___ DATA PROVIDED ___
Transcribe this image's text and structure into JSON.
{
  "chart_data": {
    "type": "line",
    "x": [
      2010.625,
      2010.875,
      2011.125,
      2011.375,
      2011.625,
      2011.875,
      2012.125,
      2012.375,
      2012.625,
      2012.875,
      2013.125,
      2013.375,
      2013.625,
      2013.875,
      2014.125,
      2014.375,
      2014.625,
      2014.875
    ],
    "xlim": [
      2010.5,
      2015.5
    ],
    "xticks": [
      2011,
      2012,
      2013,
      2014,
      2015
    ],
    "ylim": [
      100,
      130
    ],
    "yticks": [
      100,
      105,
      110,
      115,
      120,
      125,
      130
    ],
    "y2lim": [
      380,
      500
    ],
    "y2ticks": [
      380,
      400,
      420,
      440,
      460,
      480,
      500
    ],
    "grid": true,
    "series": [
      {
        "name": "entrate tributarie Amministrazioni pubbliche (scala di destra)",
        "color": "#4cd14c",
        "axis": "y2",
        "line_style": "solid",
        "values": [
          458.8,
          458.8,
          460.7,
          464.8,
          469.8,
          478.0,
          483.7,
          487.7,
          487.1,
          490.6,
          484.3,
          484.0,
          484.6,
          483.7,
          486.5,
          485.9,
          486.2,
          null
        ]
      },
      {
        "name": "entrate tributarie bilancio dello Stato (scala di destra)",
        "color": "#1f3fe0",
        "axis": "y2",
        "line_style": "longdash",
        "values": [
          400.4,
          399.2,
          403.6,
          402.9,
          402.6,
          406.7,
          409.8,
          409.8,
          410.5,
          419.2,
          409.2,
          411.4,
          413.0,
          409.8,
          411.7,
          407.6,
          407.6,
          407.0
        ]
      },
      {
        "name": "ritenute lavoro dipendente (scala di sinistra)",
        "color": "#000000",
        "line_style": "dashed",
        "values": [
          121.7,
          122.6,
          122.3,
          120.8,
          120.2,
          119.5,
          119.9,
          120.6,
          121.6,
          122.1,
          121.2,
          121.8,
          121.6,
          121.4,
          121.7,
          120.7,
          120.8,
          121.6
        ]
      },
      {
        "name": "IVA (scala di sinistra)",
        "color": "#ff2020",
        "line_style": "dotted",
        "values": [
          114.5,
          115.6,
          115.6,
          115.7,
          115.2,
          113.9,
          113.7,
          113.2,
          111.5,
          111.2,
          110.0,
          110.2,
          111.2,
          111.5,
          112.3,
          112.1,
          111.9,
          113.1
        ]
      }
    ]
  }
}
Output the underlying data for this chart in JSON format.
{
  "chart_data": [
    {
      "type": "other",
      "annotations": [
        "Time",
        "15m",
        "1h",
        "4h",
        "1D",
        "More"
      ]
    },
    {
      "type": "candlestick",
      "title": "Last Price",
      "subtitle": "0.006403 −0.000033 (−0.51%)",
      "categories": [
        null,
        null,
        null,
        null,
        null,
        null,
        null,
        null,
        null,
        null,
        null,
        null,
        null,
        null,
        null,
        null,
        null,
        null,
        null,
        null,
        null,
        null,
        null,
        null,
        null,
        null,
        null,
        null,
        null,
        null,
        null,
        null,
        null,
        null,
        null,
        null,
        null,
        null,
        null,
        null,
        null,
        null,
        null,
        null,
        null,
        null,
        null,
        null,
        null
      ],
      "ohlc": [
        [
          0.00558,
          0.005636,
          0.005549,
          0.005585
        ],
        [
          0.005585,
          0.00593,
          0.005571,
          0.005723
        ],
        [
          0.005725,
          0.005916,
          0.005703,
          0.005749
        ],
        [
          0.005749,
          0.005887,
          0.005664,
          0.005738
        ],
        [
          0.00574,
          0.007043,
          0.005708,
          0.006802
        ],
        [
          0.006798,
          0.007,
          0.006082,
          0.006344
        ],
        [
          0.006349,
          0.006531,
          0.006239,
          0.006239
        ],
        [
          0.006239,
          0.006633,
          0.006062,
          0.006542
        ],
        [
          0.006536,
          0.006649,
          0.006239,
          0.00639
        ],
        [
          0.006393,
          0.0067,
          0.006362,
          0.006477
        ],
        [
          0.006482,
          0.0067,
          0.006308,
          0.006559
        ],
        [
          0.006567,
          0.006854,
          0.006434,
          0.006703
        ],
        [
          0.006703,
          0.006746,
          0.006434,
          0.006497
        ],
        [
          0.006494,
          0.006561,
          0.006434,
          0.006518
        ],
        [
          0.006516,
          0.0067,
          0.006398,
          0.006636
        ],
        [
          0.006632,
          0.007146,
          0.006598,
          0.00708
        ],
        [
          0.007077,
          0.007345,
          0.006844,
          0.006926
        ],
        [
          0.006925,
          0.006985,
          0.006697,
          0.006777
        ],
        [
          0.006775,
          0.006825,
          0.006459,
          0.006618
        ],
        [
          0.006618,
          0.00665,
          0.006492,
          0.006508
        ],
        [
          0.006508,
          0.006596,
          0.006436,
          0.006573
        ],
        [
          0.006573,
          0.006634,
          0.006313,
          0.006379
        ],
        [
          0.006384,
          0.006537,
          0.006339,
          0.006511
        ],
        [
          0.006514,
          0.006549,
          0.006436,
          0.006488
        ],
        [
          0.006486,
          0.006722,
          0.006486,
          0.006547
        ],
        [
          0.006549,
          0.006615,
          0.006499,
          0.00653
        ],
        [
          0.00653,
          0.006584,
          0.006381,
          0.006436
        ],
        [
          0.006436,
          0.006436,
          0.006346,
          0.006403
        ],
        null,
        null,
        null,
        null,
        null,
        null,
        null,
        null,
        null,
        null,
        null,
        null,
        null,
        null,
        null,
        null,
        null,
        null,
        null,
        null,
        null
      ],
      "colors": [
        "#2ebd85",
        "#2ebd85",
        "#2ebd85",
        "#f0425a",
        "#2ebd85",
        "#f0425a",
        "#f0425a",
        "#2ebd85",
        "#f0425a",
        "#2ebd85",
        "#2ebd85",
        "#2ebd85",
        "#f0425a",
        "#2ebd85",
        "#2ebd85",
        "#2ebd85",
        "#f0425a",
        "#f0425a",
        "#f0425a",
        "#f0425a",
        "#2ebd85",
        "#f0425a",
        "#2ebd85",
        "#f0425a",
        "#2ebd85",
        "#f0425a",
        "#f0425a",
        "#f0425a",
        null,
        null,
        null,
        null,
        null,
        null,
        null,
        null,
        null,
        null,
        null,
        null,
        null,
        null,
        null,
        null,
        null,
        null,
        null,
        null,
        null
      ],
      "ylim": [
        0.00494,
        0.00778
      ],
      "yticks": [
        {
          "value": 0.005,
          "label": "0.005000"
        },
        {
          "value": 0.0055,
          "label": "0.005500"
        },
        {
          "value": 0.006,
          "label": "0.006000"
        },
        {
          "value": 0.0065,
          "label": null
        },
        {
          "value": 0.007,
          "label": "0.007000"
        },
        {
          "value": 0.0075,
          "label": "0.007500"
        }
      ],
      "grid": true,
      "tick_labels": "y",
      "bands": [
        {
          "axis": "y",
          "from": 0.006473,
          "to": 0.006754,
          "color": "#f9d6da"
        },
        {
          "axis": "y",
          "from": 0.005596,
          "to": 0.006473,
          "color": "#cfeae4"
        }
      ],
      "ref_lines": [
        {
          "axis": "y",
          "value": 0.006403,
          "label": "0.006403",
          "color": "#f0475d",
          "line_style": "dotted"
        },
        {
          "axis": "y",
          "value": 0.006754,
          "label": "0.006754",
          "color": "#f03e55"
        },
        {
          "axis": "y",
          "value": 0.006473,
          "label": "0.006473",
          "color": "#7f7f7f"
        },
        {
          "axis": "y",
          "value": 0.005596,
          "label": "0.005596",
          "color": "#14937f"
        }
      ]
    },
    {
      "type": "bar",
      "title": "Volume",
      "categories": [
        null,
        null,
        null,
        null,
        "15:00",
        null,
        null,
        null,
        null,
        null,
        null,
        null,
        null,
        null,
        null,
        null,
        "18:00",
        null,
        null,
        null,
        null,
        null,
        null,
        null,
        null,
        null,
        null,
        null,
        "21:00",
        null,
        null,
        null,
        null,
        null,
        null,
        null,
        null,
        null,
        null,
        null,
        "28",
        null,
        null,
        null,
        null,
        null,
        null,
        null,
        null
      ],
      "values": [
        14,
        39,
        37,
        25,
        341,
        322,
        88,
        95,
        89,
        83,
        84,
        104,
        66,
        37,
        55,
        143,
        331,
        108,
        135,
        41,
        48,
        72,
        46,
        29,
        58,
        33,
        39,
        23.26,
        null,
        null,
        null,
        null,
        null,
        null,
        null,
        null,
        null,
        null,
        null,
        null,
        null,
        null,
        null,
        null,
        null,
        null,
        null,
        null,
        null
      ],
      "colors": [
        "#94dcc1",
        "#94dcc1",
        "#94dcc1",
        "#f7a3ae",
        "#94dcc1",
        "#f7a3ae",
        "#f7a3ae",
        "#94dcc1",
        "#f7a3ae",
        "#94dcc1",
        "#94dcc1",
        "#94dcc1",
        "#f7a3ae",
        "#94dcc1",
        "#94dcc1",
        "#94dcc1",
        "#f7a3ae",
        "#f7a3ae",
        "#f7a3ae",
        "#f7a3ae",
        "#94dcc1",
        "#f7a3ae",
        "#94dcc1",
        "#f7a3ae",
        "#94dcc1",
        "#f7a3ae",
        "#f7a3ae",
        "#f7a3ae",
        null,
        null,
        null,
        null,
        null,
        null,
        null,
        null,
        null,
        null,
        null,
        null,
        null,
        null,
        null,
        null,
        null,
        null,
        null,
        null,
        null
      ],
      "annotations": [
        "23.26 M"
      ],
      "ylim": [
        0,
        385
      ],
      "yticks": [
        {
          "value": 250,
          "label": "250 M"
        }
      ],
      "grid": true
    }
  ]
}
___
Pull out every line holding "destra" from the records above, and copy it.

        "name": "entrate tributarie Amministrazioni pubbliche (scala di destra)",
        "name": "entrate tributarie bilancio dello Stato (scala di destra)",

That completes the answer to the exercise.